### Problem to solve
Will you quote all of the entries, word for word?

☆ ☆ ☆ ☆ ☆ ☆ ☆

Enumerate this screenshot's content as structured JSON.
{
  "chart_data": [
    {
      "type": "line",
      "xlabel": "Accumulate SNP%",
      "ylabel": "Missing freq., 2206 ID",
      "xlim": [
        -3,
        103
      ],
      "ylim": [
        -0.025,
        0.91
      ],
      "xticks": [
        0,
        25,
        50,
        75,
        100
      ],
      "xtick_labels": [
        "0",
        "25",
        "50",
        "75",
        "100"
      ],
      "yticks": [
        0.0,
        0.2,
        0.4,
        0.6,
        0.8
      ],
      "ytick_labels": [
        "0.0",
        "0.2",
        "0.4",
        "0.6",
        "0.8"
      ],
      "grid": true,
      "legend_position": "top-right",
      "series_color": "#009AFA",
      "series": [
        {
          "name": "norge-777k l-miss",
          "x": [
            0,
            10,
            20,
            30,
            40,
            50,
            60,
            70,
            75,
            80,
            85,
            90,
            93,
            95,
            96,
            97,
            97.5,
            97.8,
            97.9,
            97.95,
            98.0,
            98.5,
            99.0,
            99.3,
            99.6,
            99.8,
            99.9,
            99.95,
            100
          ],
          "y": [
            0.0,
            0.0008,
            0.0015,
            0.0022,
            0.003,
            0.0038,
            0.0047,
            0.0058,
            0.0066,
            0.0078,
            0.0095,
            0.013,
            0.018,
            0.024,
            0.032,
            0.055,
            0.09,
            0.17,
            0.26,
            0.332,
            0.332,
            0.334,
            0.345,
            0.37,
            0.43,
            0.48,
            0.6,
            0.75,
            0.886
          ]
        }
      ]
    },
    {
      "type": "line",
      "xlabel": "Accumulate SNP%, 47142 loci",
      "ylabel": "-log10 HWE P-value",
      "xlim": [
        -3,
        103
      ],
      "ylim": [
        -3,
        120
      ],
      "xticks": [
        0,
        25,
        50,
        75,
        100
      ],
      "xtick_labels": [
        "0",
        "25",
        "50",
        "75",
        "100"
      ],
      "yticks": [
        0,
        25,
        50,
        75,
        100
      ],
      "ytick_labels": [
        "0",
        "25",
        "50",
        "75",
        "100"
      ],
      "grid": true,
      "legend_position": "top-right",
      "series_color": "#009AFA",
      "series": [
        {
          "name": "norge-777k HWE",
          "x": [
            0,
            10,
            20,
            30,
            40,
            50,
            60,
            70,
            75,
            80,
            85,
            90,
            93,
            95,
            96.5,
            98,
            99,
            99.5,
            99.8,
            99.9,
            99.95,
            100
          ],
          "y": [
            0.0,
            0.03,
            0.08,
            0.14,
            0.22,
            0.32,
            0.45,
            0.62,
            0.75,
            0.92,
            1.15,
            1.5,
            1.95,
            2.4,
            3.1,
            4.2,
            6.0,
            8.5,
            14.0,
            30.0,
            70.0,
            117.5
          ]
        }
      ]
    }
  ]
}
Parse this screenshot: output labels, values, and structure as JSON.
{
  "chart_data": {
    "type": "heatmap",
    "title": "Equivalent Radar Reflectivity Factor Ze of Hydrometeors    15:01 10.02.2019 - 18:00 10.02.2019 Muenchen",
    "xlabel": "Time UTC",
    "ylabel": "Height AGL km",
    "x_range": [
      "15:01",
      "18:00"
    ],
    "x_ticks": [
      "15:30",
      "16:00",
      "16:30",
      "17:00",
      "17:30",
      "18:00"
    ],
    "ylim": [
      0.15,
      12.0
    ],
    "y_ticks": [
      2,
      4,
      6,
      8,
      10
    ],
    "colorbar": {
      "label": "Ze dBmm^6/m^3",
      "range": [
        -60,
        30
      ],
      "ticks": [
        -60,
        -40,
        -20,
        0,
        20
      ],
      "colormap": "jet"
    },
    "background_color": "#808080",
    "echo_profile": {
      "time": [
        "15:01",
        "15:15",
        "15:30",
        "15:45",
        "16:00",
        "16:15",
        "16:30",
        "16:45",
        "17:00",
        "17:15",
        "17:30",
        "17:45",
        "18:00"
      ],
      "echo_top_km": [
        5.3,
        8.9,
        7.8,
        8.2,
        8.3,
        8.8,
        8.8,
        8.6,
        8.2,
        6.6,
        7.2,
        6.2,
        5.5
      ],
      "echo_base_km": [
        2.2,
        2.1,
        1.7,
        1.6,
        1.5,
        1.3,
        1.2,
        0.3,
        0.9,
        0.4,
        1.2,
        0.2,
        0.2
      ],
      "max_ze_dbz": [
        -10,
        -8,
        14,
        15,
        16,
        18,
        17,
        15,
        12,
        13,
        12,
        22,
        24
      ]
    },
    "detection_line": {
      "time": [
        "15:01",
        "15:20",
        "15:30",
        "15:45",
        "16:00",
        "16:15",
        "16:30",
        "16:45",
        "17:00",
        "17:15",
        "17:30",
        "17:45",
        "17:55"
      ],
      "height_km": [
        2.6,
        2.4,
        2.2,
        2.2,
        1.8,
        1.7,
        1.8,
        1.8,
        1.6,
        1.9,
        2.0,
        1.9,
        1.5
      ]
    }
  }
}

☆ ☆ ☆ ☆ ☆ ☆ ☆

### Answer below
Enumerate this screenshot's content as structured JSON.
{
  "chart_data": [
    {
      "type": "line",
      "xlabel": "Accumulate SNP%",
      "ylabel": "Missing freq., 2206 ID",
      "xlim": [
        -3,
        103
      ],
      "ylim": [
        -0.025,
        0.91
      ],
      "xticks": [
        0,
        25,
        50,
        75,
        100
      ],
      "xtick_labels": [
        "0",
        "25",
        "50",
        "75",
        "100"
      ],
      "yticks": [
        0.0,
        0.2,
        0.4,
        0.6,
        0.8
      ],
      "ytick_labels": [
        "0.0",
        "0.2",
        "0.4",
        "0.6",
        "0.8"
      ],
      "grid": true,
      "legend_position": "top-right",
      "series_color": "#009AFA",
      "series": [
        {
          "name": "norge-777k l-miss",
          "x": [
            0,
            10,
            20,
            30,
            40,
            50,
            60,
            70,
            75,
            80,
            85,
            90,
            93,
            95,
            96,
            97,
            97.5,
            97.8,
            97.9,
            97.95,
            98.0,
            98.5,
            99.0,
            99.3,
            99.6,
            99.8,
            99.9,
            99.95,
            100
          ],
          "y": [
            0.0,
            0.0008,
            0.0015,
            0.0022,
            0.003,
            0.0038,
            0.0047,
            0.0058,
            0.0066,
            0.0078,
            0.0095,
            0.013,
            0.018,
            0.024,
            0.032,
            0.055,
            0.09,
            0.17,
            0.26,
            0.332,
            0.332,
            0.334,
            0.345,
            0.37,
            0.43,
            0.48,
            0.6,
            0.75,
            0.886
          ]
        }
      ]
    },
    {
      "type": "line",
      "xlabel": "Accumulate SNP%, 47142 loci",
      "ylabel": "-log10 HWE P-value",
      "xlim": [
        -3,
        103
      ],
      "ylim": [
        -3,
        120
      ],
      "xticks": [
        0,
        25,
        50,
        75,
        100
      ],
      "xtick_labels": [
        "0",
        "25",
        "50",
        "75",
        "100"
      ],
      "yticks": [
        0,
        25,
        50,
        75,
        100
      ],
      "ytick_labels": [
        "0",
        "25",
        "50",
        "75",
        "100"
      ],
      "grid": true,
      "legend_position": "top-right",
      "series_color": "#009AFA",
      "series": [
        {
          "name": "norge-777k HWE",
          "x": [
            0,
            10,
            20,
            30,
            40,
            50,
            60,
            70,
            75,
            80,
            85,
            90,
            93,
            95,
            96.5,
            98,
            99,
            99.5,
            99.8,
            99.9,
            99.95,
            100
          ],
          "y": [
            0.0,
            0.03,
            0.08,
            0.14,
            0.22,
            0.32,
            0.45,
            0.62,
            0.75,
            0.92,
            1.15,
            1.5,
            1.95,
            2.4,
            3.1,
            4.2,
            6.0,
            8.5,
            14.0,
            30.0,
            70.0,
            117.5
          ]
        }
      ]
    }
  ]
}
Parse this screenshot: output labels, values, and structure as JSON.
{
  "chart_data": {
    "type": "heatmap",
    "title": "Equivalent Radar Reflectivity Factor Ze of Hydrometeors    15:01 10.02.2019 - 18:00 10.02.2019 Muenchen",
    "xlabel": "Time UTC",
    "ylabel": "Height AGL km",
    "x_range": [
      "15:01",
      "18:00"
    ],
    "x_ticks": [
      "15:30",
      "16:00",
      "16:30",
      "17:00",
      "17:30",
      "18:00"
    ],
    "ylim": [
      0.15,
      12.0
    ],
    "y_ticks": [
      2,
      4,
      6,
      8,
      10
    ],
    "colorbar": {
      "label": "Ze dBmm^6/m^3",
      "range": [
        -60,
        30
      ],
      "ticks": [
        -60,
        -40,
        -20,
        0,
        20
      ],
      "colormap": "jet"
    },
    "background_color": "#808080",
    "echo_profile": {
      "time": [
        "15:01",
        "15:15",
        "15:30",
        "15:45",
        "16:00",
        "16:15",
        "16:30",
        "16:45",
        "17:00",
        "17:15",
        "17:30",
        "17:45",
        "18:00"
      ],
      "echo_top_km": [
        5.3,
        8.9,
        7.8,
        8.2,
        8.3,
        8.8,
        8.8,
        8.6,
        8.2,
        6.6,
        7.2,
        6.2,
        5.5
      ],
      "echo_base_km": [
        2.2,
        2.1,
        1.7,
        1.6,
        1.5,
        1.3,
        1.2,
        0.3,
        0.9,
        0.4,
        1.2,
        0.2,
        0.2
      ],
      "max_ze_dbz": [
        -10,
        -8,
        14,
        15,
        16,
        18,
        17,
        15,
        12,
        13,
        12,
        22,
        24
      ]
    },
    "detection_line": {
      "time": [
        "15:01",
        "15:20",
        "15:30",
        "15:45",
        "16:00",
        "16:15",
        "16:30",
        "16:45",
        "17:00",
        "17:15",
        "17:30",
        "17:45",
        "17:55"
      ],
      "height_km": [
        2.6,
        2.4,
        2.2,
        2.2,
        1.8,
        1.7,
        1.8,
        1.8,
        1.6,
        1.9,
        2.0,
        1.9,
        1.5
      ]
    }
  }
}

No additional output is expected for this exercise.